(Data records)
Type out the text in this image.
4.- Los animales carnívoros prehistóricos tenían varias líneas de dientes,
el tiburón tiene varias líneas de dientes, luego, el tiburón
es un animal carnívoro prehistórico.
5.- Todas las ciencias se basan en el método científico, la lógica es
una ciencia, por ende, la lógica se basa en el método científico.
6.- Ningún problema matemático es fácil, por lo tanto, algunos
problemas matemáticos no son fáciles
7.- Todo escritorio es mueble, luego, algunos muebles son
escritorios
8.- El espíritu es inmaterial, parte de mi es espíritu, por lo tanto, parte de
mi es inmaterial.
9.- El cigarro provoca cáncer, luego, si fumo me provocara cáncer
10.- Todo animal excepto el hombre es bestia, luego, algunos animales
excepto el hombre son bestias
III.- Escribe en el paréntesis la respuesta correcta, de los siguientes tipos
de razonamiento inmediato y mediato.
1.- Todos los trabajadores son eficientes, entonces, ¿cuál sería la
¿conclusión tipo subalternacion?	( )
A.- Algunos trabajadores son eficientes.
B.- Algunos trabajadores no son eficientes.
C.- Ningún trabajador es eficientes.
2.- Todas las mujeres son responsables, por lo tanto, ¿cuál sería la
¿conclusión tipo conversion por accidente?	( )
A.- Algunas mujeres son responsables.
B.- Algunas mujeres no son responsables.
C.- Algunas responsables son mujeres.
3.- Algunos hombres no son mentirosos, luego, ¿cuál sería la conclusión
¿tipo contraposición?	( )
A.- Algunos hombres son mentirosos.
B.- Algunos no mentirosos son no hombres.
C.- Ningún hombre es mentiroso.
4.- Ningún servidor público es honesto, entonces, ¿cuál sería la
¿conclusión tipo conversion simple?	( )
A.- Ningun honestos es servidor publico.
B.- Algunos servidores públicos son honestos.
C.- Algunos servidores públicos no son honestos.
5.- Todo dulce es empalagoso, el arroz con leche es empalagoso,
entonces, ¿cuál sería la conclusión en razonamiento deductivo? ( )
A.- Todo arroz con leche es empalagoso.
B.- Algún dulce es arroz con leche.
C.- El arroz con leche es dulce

* _Exercise goal_
What do the records say? Quote them all exactly.

* _Solution to this task_
Type out the text in this image.
4.- Los animales carnívoros prehistóricos tenían varias líneas de dientes,
el tiburón tiene varias líneas de dientes, luego, el tiburón
es un animal carnívoro prehistórico.
5.- Todas las ciencias se basan en el método científico, la lógica es
una ciencia, por ende, la lógica se basa en el método científico.
6.- Ningún problema matemático es fácil, por lo tanto, algunos
problemas matemáticos no son fáciles
7.- Todo escritorio es mueble, luego, algunos muebles son
escritorios
8.- El espíritu es inmaterial, parte de mi es espíritu, por lo tanto, parte de
mi es inmaterial.
9.- El cigarro provoca cáncer, luego, si fumo me provocara cáncer
10.- Todo animal excepto el hombre es bestia, luego, algunos animales
excepto el hombre son bestias
III.- Escribe en el paréntesis la respuesta correcta, de los siguientes tipos
de razonamiento inmediato y mediato.
1.- Todos los trabajadores son eficientes, entonces, ¿cuál sería la
¿conclusión tipo subalternacion?	( )
A.- Algunos trabajadores son eficientes.
B.- Algunos trabajadores no son eficientes.
C.- Ningún trabajador es eficientes.
2.- Todas las mujeres son responsables, por lo tanto, ¿cuál sería la
¿conclusión tipo conversion por accidente?	( )
A.- Algunas mujeres son responsables.
B.- Algunas mujeres no son responsables.
C.- Algunas responsables son mujeres.
3.- Algunos hombres no son mentirosos, luego, ¿cuál sería la conclusión
¿tipo contraposición?	( )
A.- Algunos hombres son mentirosos.
B.- Algunos no mentirosos son no hombres.
C.- Ningún hombre es mentiroso.
4.- Ningún servidor público es honesto, entonces, ¿cuál sería la
¿conclusión tipo conversion simple?	( )
A.- Ningun honestos es servidor publico.
B.- Algunos servidores públicos son honestos.
C.- Algunos servidores públicos no son honestos.
5.- Todo dulce es empalagoso, el arroz con leche es empalagoso,
entonces, ¿cuál sería la conclusión en razonamiento deductivo? ( )
A.- Todo arroz con leche es empalagoso.
B.- Algún dulce es arroz con leche.
C.- El arroz con leche es dulce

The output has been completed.